Work instructions: Copy out all lines that hold "function".

Data listing:
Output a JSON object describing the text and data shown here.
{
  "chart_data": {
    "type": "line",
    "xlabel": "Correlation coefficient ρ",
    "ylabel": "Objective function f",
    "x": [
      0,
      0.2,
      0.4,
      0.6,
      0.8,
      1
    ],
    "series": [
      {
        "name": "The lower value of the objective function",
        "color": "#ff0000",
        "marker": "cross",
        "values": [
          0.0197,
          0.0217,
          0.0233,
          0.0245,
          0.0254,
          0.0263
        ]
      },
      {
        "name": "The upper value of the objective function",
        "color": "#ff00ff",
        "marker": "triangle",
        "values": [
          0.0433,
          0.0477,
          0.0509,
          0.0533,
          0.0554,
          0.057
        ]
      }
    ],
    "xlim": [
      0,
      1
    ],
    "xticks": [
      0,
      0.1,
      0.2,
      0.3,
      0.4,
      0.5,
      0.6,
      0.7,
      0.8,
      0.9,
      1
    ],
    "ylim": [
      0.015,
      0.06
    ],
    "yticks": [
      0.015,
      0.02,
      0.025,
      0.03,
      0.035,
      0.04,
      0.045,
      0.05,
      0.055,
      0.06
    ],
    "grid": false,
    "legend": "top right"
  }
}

Written answer:
    "ylabel": "Objective function f",
        "name": "The lower value of the objective function",
        "name": "The upper value of the objective function",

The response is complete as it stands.